◆ EXERCISE GOAL: Each line of the listing that contains the word "SPORTS" is to be copied.
##########
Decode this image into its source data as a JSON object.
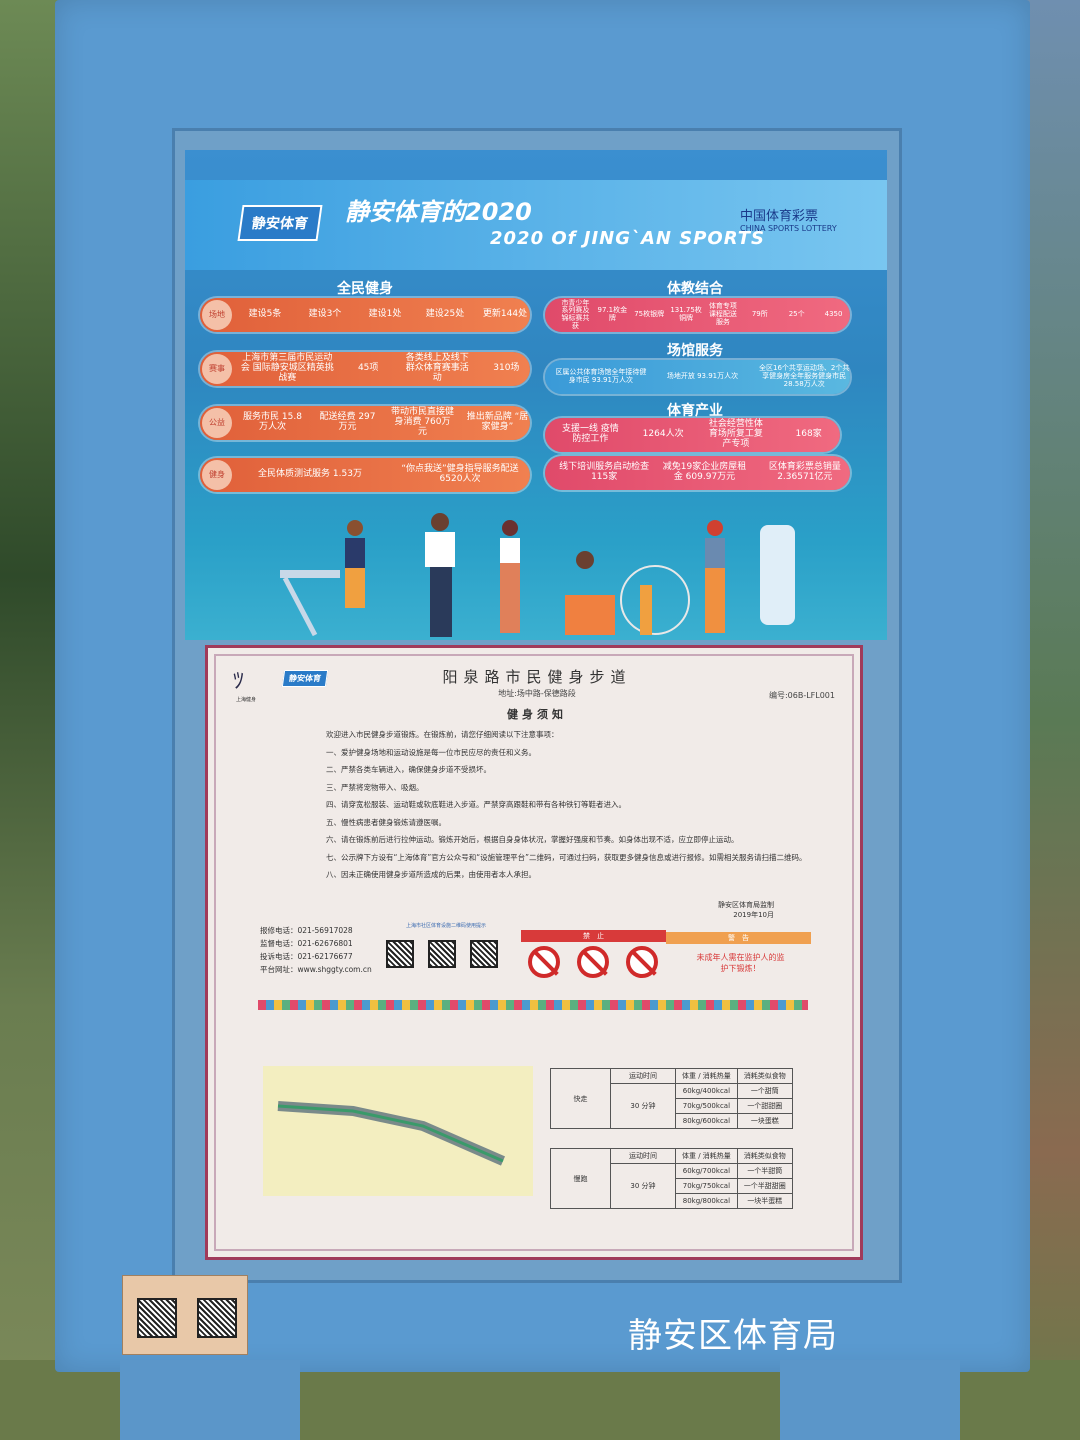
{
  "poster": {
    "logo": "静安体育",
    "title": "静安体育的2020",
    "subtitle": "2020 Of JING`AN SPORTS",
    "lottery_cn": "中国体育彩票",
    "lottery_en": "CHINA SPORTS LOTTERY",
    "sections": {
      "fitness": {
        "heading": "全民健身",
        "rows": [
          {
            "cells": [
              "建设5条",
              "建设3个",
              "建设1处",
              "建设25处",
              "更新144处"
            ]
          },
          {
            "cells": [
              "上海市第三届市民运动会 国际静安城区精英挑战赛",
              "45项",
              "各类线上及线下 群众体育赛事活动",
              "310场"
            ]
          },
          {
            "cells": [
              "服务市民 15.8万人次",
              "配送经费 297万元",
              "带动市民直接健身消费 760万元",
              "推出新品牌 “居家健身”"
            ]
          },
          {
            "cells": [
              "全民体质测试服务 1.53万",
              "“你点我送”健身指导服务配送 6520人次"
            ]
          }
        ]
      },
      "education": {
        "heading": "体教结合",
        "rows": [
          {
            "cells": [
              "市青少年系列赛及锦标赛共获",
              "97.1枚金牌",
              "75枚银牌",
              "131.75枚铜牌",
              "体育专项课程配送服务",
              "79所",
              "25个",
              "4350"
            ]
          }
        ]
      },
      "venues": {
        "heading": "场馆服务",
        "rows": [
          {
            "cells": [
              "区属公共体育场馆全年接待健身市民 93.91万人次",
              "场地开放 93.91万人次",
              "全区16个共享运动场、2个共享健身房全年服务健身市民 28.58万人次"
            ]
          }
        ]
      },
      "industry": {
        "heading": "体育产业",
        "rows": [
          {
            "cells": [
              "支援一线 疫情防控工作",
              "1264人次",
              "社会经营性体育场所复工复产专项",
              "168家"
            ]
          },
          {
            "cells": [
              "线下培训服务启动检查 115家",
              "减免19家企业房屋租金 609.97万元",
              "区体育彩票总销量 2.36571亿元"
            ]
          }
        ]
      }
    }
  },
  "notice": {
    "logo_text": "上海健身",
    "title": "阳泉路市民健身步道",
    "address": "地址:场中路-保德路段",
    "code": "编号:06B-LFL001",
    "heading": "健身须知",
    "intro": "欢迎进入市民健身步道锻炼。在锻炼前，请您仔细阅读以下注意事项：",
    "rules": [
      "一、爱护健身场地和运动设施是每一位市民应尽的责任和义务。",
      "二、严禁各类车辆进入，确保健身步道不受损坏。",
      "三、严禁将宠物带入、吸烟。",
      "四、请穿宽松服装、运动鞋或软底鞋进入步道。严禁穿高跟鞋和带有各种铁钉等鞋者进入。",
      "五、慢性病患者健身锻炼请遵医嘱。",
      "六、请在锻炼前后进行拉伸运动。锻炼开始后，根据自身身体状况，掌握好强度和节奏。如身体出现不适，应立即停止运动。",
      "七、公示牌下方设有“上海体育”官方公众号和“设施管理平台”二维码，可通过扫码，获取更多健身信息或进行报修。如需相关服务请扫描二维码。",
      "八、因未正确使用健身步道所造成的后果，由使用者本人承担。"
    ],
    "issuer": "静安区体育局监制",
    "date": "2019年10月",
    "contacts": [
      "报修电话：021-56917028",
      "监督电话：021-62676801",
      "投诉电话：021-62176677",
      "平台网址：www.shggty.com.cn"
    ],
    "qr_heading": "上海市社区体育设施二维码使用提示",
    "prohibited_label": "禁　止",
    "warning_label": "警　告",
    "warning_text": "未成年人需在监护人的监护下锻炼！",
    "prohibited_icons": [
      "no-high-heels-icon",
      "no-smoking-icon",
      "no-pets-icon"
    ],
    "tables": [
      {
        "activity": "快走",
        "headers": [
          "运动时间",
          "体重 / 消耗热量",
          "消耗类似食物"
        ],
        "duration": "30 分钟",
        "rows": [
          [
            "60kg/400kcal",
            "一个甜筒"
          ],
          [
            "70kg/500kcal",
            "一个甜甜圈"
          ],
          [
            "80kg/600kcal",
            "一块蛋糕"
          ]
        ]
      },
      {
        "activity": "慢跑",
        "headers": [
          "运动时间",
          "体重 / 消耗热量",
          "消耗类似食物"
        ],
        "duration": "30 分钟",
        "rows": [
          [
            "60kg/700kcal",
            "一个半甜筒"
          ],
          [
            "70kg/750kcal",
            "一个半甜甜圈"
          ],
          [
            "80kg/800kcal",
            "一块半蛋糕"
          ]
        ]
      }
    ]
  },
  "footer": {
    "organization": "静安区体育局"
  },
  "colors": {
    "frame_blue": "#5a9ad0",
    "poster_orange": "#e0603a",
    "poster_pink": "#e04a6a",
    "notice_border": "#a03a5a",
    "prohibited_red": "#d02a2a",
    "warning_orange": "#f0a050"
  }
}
##########
◆ ANSWER TO THE TASK:
    "subtitle": "2020 Of JING`AN SPORTS",
    "lottery_en": "CHINA SPORTS LOTTERY",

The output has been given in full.